**JOB**
Print every record below exactly as written.

**RECORD LIST**
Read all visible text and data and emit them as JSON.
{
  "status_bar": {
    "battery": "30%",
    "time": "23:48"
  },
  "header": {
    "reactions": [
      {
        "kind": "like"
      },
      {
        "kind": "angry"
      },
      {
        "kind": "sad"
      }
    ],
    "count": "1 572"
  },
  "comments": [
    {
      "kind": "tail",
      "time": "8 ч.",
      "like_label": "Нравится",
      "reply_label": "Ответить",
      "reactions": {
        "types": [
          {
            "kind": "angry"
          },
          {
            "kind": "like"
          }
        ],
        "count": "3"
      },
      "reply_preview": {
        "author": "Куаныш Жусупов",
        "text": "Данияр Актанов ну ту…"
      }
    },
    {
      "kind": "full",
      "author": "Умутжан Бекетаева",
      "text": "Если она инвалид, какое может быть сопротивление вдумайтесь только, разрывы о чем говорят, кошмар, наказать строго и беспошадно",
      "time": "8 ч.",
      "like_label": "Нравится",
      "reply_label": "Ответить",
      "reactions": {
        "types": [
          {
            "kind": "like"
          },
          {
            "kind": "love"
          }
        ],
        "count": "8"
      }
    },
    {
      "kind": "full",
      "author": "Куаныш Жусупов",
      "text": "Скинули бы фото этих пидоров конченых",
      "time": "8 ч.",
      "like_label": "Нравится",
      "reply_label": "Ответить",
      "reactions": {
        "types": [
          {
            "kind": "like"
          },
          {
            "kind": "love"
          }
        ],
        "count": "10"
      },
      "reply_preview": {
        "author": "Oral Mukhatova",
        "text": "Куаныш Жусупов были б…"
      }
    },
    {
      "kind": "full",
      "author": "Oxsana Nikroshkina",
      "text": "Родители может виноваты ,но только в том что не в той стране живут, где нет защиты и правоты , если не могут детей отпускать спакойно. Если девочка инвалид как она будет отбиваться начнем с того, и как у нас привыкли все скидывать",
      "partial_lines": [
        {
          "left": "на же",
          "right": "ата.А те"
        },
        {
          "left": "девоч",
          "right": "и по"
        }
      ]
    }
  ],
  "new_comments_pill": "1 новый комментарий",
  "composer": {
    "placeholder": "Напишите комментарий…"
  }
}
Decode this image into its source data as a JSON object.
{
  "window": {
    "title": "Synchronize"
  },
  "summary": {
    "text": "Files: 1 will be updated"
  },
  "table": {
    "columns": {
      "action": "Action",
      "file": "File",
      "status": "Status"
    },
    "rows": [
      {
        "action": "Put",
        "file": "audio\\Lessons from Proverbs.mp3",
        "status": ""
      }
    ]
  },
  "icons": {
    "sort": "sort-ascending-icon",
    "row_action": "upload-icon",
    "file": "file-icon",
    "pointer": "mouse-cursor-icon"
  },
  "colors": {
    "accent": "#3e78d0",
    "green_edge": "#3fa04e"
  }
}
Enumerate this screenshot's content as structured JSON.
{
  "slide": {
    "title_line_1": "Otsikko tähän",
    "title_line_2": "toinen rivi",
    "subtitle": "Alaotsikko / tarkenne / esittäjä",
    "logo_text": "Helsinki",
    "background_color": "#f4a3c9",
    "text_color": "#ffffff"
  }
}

**THE REPLY**
Read all visible text and data and emit them as JSON.
{
  "status_bar": {
    "battery": "30%",
    "time": "23:48"
  },
  "header": {
    "reactions": [
      {
        "kind": "like"
      },
      {
        "kind": "angry"
      },
      {
        "kind": "sad"
      }
    ],
    "count": "1 572"
  },
  "comments": [
    {
      "kind": "tail",
      "time": "8 ч.",
      "like_label": "Нравится",
      "reply_label": "Ответить",
      "reactions": {
        "types": [
          {
            "kind": "angry"
          },
          {
            "kind": "like"
          }
        ],
        "count": "3"
      },
      "reply_preview": {
        "author": "Куаныш Жусупов",
        "text": "Данияр Актанов ну ту…"
      }
    },
    {
      "kind": "full",
      "author": "Умутжан Бекетаева",
      "text": "Если она инвалид, какое может быть сопротивление вдумайтесь только, разрывы о чем говорят, кошмар, наказать строго и беспошадно",
      "time": "8 ч.",
      "like_label": "Нравится",
      "reply_label": "Ответить",
      "reactions": {
        "types": [
          {
            "kind": "like"
          },
          {
            "kind": "love"
          }
        ],
        "count": "8"
      }
    },
    {
      "kind": "full",
      "author": "Куаныш Жусупов",
      "text": "Скинули бы фото этих пидоров конченых",
      "time": "8 ч.",
      "like_label": "Нравится",
      "reply_label": "Ответить",
      "reactions": {
        "types": [
          {
            "kind": "like"
          },
          {
            "kind": "love"
          }
        ],
        "count": "10"
      },
      "reply_preview": {
        "author": "Oral Mukhatova",
        "text": "Куаныш Жусупов были б…"
      }
    },
    {
      "kind": "full",
      "author": "Oxsana Nikroshkina",
      "text": "Родители может виноваты ,но только в том что не в той стране живут, где нет защиты и правоты , если не могут детей отпускать спакойно. Если девочка инвалид как она будет отбиваться начнем с того, и как у нас привыкли все скидывать",
      "partial_lines": [
        {
          "left": "на же",
          "right": "ата.А те"
        },
        {
          "left": "девоч",
          "right": "и по"
        }
      ]
    }
  ],
  "new_comments_pill": "1 новый комментарий",
  "composer": {
    "placeholder": "Напишите комментарий…"
  }
}
Decode this image into its source data as a JSON object.
{
  "window": {
    "title": "Synchronize"
  },
  "summary": {
    "text": "Files: 1 will be updated"
  },
  "table": {
    "columns": {
      "action": "Action",
      "file": "File",
      "status": "Status"
    },
    "rows": [
      {
        "action": "Put",
        "file": "audio\\Lessons from Proverbs.mp3",
        "status": ""
      }
    ]
  },
  "icons": {
    "sort": "sort-ascending-icon",
    "row_action": "upload-icon",
    "file": "file-icon",
    "pointer": "mouse-cursor-icon"
  },
  "colors": {
    "accent": "#3e78d0",
    "green_edge": "#3fa04e"
  }
}
Enumerate this screenshot's content as structured JSON.
{
  "slide": {
    "title_line_1": "Otsikko tähän",
    "title_line_2": "toinen rivi",
    "subtitle": "Alaotsikko / tarkenne / esittäjä",
    "logo_text": "Helsinki",
    "background_color": "#f4a3c9",
    "text_color": "#ffffff"
  }
}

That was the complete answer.